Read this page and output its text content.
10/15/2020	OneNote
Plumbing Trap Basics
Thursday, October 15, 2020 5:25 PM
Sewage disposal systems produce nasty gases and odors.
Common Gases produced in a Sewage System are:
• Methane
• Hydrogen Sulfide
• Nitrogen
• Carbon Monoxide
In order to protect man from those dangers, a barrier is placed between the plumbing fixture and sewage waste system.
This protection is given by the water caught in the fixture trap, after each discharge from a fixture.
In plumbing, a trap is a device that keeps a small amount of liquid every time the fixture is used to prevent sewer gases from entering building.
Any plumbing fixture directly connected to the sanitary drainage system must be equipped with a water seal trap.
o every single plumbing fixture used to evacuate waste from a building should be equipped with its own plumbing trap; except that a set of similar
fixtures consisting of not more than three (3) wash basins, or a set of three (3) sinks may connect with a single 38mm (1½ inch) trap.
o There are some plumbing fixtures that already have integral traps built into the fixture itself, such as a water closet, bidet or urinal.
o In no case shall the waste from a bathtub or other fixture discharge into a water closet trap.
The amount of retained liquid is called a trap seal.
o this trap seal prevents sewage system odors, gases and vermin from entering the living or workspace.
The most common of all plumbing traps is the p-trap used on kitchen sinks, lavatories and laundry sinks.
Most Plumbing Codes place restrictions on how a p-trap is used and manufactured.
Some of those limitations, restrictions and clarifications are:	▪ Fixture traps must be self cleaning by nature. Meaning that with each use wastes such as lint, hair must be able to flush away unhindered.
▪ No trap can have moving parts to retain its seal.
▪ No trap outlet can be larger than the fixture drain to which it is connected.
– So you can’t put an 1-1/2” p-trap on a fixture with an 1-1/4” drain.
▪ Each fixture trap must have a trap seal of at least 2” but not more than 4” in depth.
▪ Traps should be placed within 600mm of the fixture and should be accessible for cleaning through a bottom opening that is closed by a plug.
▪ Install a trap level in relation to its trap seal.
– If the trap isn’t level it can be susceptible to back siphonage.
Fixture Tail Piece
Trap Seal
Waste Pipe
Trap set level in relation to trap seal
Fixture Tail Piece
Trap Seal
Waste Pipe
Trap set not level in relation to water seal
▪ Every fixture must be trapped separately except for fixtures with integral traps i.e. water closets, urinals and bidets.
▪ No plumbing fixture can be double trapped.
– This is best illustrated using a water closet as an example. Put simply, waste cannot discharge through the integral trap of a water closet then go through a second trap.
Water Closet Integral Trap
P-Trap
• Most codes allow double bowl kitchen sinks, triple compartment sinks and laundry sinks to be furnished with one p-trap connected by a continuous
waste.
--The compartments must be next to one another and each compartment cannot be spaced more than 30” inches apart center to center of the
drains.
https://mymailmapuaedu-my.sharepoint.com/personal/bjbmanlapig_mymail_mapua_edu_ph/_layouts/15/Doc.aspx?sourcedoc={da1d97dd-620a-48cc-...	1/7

Stated problem: Locate all lines in the listing above with the word "cannot" and copy them.

Answer to the task:
– This is best illustrated using a water closet as an example. Put simply, waste cannot discharge through the integral trap of a water closet then go through a second trap.
--The compartments must be next to one another and each compartment cannot be spaced more than 30” inches apart center to center of the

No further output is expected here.